*WRITTEN REQUEST*:
Report all lines holding "Wind".

Records about charts and figures
((

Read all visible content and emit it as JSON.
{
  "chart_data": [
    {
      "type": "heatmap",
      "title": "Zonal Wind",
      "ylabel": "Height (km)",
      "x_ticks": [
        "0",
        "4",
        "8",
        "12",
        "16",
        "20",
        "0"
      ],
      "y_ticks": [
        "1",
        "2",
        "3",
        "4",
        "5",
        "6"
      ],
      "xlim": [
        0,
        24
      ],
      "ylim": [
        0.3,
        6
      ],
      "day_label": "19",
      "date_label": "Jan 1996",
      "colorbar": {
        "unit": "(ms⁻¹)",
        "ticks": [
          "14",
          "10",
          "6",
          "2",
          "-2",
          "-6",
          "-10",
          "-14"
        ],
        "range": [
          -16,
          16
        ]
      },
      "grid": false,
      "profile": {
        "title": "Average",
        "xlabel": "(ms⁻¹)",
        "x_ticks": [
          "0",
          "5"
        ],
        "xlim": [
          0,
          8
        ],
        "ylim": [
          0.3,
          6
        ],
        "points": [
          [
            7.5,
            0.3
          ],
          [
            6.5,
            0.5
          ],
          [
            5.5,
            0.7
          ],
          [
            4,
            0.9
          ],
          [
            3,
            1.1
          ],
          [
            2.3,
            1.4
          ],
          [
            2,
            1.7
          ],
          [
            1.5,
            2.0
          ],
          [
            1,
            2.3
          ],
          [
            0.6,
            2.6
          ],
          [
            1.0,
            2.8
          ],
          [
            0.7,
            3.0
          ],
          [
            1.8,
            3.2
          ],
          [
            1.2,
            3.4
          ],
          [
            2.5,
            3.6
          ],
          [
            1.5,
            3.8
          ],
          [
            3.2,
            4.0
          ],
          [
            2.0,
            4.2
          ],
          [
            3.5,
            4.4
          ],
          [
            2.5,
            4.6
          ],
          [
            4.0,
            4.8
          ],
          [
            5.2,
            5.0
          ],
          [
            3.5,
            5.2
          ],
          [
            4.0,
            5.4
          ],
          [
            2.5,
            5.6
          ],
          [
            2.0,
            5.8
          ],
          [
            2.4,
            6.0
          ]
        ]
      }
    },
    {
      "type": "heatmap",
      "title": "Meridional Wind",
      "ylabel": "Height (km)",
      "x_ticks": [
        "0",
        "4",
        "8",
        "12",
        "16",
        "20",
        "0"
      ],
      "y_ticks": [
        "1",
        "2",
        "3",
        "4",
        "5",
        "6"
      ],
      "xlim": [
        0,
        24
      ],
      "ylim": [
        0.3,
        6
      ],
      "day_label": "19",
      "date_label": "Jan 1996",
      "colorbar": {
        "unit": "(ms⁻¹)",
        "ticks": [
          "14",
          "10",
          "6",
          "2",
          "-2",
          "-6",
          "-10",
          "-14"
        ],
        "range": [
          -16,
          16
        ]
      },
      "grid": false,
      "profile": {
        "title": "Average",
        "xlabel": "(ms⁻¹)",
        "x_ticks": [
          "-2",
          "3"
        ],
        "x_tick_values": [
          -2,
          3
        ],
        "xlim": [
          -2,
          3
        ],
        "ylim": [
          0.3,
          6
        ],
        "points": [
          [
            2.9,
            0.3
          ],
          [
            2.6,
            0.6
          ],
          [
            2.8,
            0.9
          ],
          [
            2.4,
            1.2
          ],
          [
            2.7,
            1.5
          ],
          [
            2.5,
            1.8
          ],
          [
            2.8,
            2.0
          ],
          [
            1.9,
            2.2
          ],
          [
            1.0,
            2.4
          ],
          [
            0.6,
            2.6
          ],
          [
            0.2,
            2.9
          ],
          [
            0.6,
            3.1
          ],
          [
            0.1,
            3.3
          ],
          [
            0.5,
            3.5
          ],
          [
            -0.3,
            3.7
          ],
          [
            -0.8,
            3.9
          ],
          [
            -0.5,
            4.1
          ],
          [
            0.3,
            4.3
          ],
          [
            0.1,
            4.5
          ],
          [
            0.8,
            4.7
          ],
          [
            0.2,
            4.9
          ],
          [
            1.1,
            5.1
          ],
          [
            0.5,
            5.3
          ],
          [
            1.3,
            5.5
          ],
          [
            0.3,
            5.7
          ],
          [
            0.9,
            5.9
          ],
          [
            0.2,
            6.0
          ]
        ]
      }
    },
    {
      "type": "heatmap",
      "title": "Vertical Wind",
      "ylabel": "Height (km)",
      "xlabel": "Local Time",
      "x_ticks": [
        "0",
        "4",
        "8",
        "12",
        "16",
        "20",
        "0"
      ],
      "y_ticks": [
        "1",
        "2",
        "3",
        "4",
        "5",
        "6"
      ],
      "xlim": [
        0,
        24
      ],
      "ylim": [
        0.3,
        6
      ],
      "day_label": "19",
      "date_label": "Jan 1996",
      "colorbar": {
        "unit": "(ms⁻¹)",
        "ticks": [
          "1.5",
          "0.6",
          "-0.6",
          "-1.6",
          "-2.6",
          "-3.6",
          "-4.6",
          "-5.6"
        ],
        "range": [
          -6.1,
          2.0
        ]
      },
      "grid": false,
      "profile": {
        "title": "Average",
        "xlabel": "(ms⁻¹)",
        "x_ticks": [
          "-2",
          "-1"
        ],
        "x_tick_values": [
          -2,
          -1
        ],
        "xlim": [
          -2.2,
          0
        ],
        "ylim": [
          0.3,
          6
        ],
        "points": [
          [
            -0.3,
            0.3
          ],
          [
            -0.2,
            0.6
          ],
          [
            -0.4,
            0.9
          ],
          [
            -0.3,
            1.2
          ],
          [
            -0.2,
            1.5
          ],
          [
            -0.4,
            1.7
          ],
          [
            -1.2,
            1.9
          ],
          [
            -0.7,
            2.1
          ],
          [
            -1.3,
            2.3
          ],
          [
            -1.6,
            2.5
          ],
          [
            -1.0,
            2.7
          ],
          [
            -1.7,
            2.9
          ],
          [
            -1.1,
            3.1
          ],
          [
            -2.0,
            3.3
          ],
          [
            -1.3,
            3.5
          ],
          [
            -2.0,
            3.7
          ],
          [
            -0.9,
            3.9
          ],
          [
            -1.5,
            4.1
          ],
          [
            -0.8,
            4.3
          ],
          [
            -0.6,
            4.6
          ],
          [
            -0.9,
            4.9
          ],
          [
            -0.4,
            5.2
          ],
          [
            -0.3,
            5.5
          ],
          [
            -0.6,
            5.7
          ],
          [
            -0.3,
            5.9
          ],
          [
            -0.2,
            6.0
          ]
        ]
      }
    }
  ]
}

))

*OUTPUT OF THE TASK*:
      "title": "Zonal Wind",
      "title": "Meridional Wind",
      "title": "Vertical Wind",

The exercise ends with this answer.